### Challenge
Copy out all lines of the records in which the word "Февраль" appears.

━━━━

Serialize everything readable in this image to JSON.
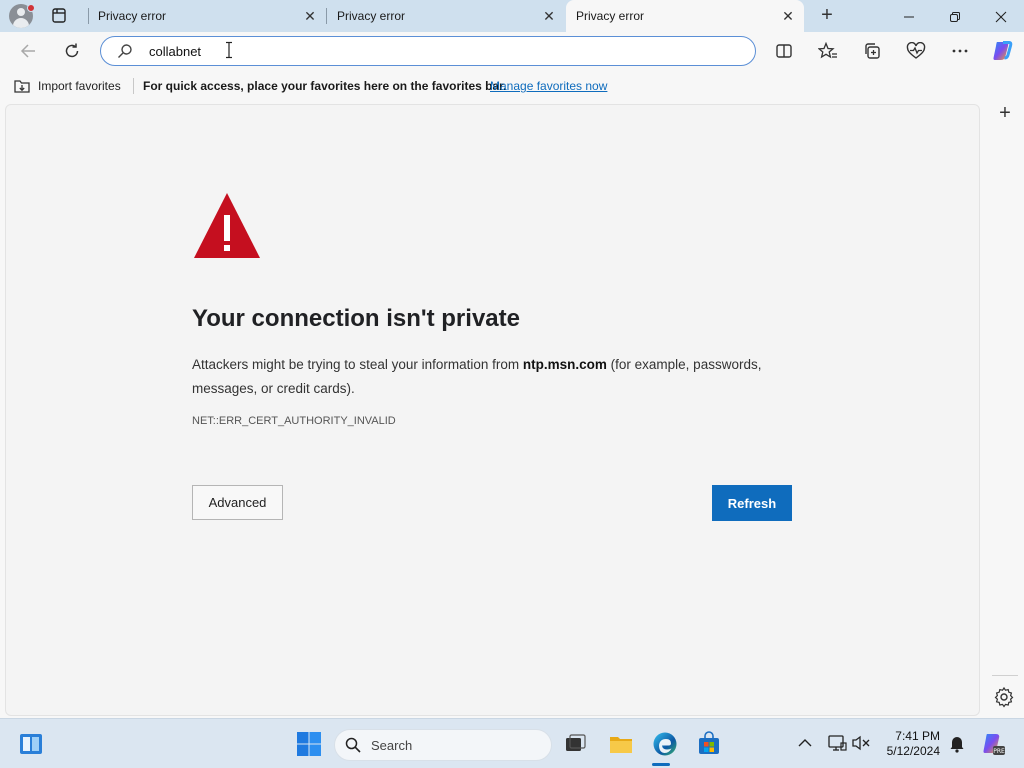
{
  "tabs": [
    {
      "title": "Privacy error",
      "active": false
    },
    {
      "title": "Privacy error",
      "active": false
    },
    {
      "title": "Privacy error",
      "active": true
    }
  ],
  "address_bar": {
    "value": "collabnet",
    "placeholder": ""
  },
  "favorites_bar": {
    "import_label": "Import favorites",
    "message": "For quick access, place your favorites here on the favorites bar.",
    "manage_link": "Manage favorites now"
  },
  "error_page": {
    "title": "Your connection isn't private",
    "desc_prefix": "Attackers might be trying to steal your information from ",
    "host": "ntp.msn.com",
    "desc_suffix": " (for example, passwords, messages, or credit cards).",
    "error_code": "NET::ERR_CERT_AUTHORITY_INVALID",
    "advanced_button": "Advanced",
    "refresh_button": "Refresh"
  },
  "taskbar": {
    "search_label": "Search",
    "time": "7:41 PM",
    "date": "5/12/2024"
  },
  "colors": {
    "accent": "#0f6cbd",
    "warning_red": "#c50f1f"
  }
}
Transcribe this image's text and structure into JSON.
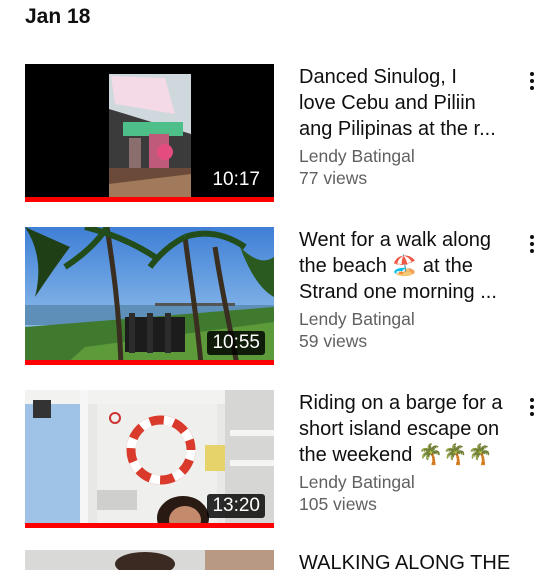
{
  "section": {
    "date": "Jan 18"
  },
  "videos": [
    {
      "title_lines": [
        "Danced Sinulog, I",
        "love Cebu and Piliin",
        "ang Pilipinas at the r..."
      ],
      "channel": "Lendy Batingal",
      "views": "77 views",
      "duration": "10:17",
      "watched_fraction": 1.0
    },
    {
      "title_lines": [
        "Went for a walk along",
        "the beach 🏖️ at the",
        "Strand one morning ..."
      ],
      "channel": "Lendy Batingal",
      "views": "59 views",
      "duration": "10:55",
      "watched_fraction": 1.0
    },
    {
      "title_lines": [
        "Riding on a barge for a",
        "short island escape on",
        "the weekend 🌴🌴🌴"
      ],
      "channel": "Lendy Batingal",
      "views": "105 views",
      "duration": "13:20",
      "watched_fraction": 1.0
    }
  ],
  "partial_video": {
    "title": "WALKING ALONG THE"
  },
  "colors": {
    "watched_bar": "#ff0000",
    "secondary_text": "#606060",
    "primary_text": "#0f0f0f"
  },
  "icons": {
    "more": "three-dots-vertical"
  }
}
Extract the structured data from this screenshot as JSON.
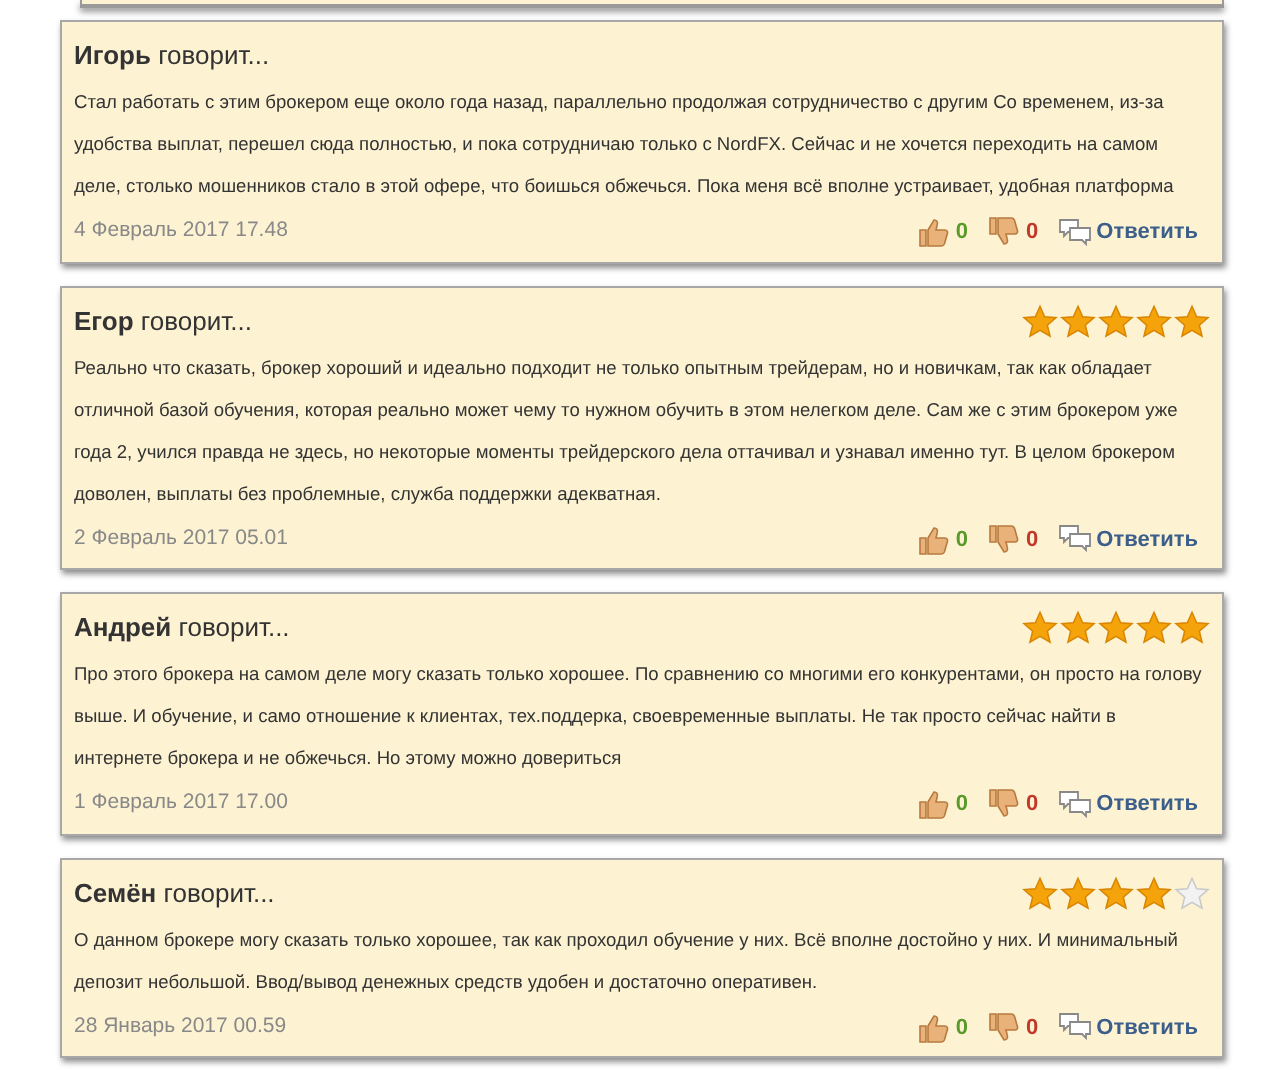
{
  "comments": [
    {
      "author": "Игорь",
      "verb": "говорит...",
      "text": "Стал работать с этим брокером еще около года назад, параллельно продолжая сотрудничество с другим Со временем, из-за удобства выплат, перешел сюда полностью, и пока сотрудничаю только с NordFX. Сейчас и не хочется переходить на самом деле, столько мошенников стало в этой офере, что боишься обжечься. Пока меня всё вполне устраивает, удобная платформа",
      "date": "4 Февраль 2017 17.48",
      "likes": "0",
      "dislikes": "0",
      "reply": "Ответить"
    },
    {
      "author": "Егор",
      "verb": "говорит...",
      "stars": 5,
      "text": "Реально что сказать, брокер хороший и идеально подходит не только опытным трейдерам, но и новичкам, так как обладает отличной базой обучения, которая реально может чему то нужном обучить в этом нелегком деле. Сам же с этим брокером уже года 2, учился правда не здесь, но некоторые моменты трейдерского дела оттачивал и узнавал именно тут. В целом брокером доволен, выплаты без проблемные, служба поддержки адекватная.",
      "date": "2 Февраль 2017 05.01",
      "likes": "0",
      "dislikes": "0",
      "reply": "Ответить"
    },
    {
      "author": "Андрей",
      "verb": "говорит...",
      "stars": 5,
      "text": "Про этого брокера на самом деле могу сказать только хорошее. По сравнению со многими его конкурентами, он просто на голову выше. И обучение, и само отношение к клиентах, тех.поддерка, своевременные выплаты. Не так просто сейчас найти в интернете брокера и не обжечься. Но этому можно довериться",
      "date": "1 Февраль 2017 17.00",
      "likes": "0",
      "dislikes": "0",
      "reply": "Ответить"
    },
    {
      "author": "Семён",
      "verb": "говорит...",
      "stars": 4,
      "text": "О данном брокере могу сказать только хорошее, так как проходил обучение у них. Всё вполне достойно у них. И минимальный депозит небольшой. Ввод/вывод денежных средств удобен и достаточно оперативен.",
      "date": "28 Январь 2017 00.59",
      "likes": "0",
      "dislikes": "0",
      "reply": "Ответить"
    }
  ]
}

━━━━

### Exercise output
      "date": "4 Февраль 2017 17.48",
      "date": "2 Февраль 2017 05.01",
      "date": "1 Февраль 2017 17.00",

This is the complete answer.